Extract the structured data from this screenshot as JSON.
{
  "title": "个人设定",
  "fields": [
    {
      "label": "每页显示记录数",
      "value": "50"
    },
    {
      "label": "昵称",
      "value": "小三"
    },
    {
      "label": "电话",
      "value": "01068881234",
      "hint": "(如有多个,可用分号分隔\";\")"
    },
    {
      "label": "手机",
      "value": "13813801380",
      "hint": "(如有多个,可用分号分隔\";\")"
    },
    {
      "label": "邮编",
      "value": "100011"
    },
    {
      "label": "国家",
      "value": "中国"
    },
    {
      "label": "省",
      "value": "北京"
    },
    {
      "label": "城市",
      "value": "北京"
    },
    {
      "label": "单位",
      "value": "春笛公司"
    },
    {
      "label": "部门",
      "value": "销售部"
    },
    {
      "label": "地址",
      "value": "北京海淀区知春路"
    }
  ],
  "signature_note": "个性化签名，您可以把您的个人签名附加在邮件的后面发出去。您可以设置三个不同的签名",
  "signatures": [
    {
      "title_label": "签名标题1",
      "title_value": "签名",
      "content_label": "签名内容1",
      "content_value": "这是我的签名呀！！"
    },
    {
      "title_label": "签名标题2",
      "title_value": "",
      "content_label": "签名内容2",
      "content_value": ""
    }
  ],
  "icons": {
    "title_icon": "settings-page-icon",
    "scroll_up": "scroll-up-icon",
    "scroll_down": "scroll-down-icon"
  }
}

========================================================================

**TASK REQUIREMENTS**
Transcribe every entry word for word.

**EXERCISE ANSWER**
Extract the structured data from this screenshot as JSON.
{
  "title": "个人设定",
  "fields": [
    {
      "label": "每页显示记录数",
      "value": "50"
    },
    {
      "label": "昵称",
      "value": "小三"
    },
    {
      "label": "电话",
      "value": "01068881234",
      "hint": "(如有多个,可用分号分隔\";\")"
    },
    {
      "label": "手机",
      "value": "13813801380",
      "hint": "(如有多个,可用分号分隔\";\")"
    },
    {
      "label": "邮编",
      "value": "100011"
    },
    {
      "label": "国家",
      "value": "中国"
    },
    {
      "label": "省",
      "value": "北京"
    },
    {
      "label": "城市",
      "value": "北京"
    },
    {
      "label": "单位",
      "value": "春笛公司"
    },
    {
      "label": "部门",
      "value": "销售部"
    },
    {
      "label": "地址",
      "value": "北京海淀区知春路"
    }
  ],
  "signature_note": "个性化签名，您可以把您的个人签名附加在邮件的后面发出去。您可以设置三个不同的签名",
  "signatures": [
    {
      "title_label": "签名标题1",
      "title_value": "签名",
      "content_label": "签名内容1",
      "content_value": "这是我的签名呀！！"
    },
    {
      "title_label": "签名标题2",
      "title_value": "",
      "content_label": "签名内容2",
      "content_value": ""
    }
  ],
  "icons": {
    "title_icon": "settings-page-icon",
    "scroll_up": "scroll-up-icon",
    "scroll_down": "scroll-down-icon"
  }
}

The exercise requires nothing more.